▸ STATED EXERCISE
In full and without alteration, give the listing again.

▸ DATA SECTION
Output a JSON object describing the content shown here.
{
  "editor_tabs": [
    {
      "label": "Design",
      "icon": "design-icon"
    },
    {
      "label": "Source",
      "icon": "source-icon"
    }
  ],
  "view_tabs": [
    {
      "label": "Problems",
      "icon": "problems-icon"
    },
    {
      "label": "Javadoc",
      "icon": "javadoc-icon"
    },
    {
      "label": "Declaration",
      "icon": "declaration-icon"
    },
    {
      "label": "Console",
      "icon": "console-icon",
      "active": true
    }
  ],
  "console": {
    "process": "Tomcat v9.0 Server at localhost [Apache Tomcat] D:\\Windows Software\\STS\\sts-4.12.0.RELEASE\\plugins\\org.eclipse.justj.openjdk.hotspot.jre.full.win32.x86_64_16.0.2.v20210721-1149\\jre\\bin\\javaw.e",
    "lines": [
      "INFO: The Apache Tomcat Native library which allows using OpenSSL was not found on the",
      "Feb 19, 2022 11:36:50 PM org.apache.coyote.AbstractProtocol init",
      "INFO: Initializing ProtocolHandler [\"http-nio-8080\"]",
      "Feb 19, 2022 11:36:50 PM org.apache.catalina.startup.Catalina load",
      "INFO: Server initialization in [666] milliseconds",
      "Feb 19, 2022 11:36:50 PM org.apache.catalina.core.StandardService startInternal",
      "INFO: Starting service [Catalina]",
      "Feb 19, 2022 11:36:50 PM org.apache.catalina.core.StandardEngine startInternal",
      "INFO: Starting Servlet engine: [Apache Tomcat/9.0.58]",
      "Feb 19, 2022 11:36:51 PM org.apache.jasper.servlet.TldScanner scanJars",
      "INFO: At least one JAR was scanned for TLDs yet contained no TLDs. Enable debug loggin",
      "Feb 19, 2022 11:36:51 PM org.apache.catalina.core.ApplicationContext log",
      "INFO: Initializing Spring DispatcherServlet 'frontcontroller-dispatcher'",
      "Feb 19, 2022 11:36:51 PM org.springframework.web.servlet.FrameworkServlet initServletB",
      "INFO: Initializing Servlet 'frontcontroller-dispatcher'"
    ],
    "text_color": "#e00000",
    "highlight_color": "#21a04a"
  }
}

▸ ANSWER FOR THE TASK
Output a JSON object describing the content shown here.
{
  "editor_tabs": [
    {
      "label": "Design",
      "icon": "design-icon"
    },
    {
      "label": "Source",
      "icon": "source-icon"
    }
  ],
  "view_tabs": [
    {
      "label": "Problems",
      "icon": "problems-icon"
    },
    {
      "label": "Javadoc",
      "icon": "javadoc-icon"
    },
    {
      "label": "Declaration",
      "icon": "declaration-icon"
    },
    {
      "label": "Console",
      "icon": "console-icon",
      "active": true
    }
  ],
  "console": {
    "process": "Tomcat v9.0 Server at localhost [Apache Tomcat] D:\\Windows Software\\STS\\sts-4.12.0.RELEASE\\plugins\\org.eclipse.justj.openjdk.hotspot.jre.full.win32.x86_64_16.0.2.v20210721-1149\\jre\\bin\\javaw.e",
    "lines": [
      "INFO: The Apache Tomcat Native library which allows using OpenSSL was not found on the",
      "Feb 19, 2022 11:36:50 PM org.apache.coyote.AbstractProtocol init",
      "INFO: Initializing ProtocolHandler [\"http-nio-8080\"]",
      "Feb 19, 2022 11:36:50 PM org.apache.catalina.startup.Catalina load",
      "INFO: Server initialization in [666] milliseconds",
      "Feb 19, 2022 11:36:50 PM org.apache.catalina.core.StandardService startInternal",
      "INFO: Starting service [Catalina]",
      "Feb 19, 2022 11:36:50 PM org.apache.catalina.core.StandardEngine startInternal",
      "INFO: Starting Servlet engine: [Apache Tomcat/9.0.58]",
      "Feb 19, 2022 11:36:51 PM org.apache.jasper.servlet.TldScanner scanJars",
      "INFO: At least one JAR was scanned for TLDs yet contained no TLDs. Enable debug loggin",
      "Feb 19, 2022 11:36:51 PM org.apache.catalina.core.ApplicationContext log",
      "INFO: Initializing Spring DispatcherServlet 'frontcontroller-dispatcher'",
      "Feb 19, 2022 11:36:51 PM org.springframework.web.servlet.FrameworkServlet initServletB",
      "INFO: Initializing Servlet 'frontcontroller-dispatcher'"
    ],
    "text_color": "#e00000",
    "highlight_color": "#21a04a"
  }
}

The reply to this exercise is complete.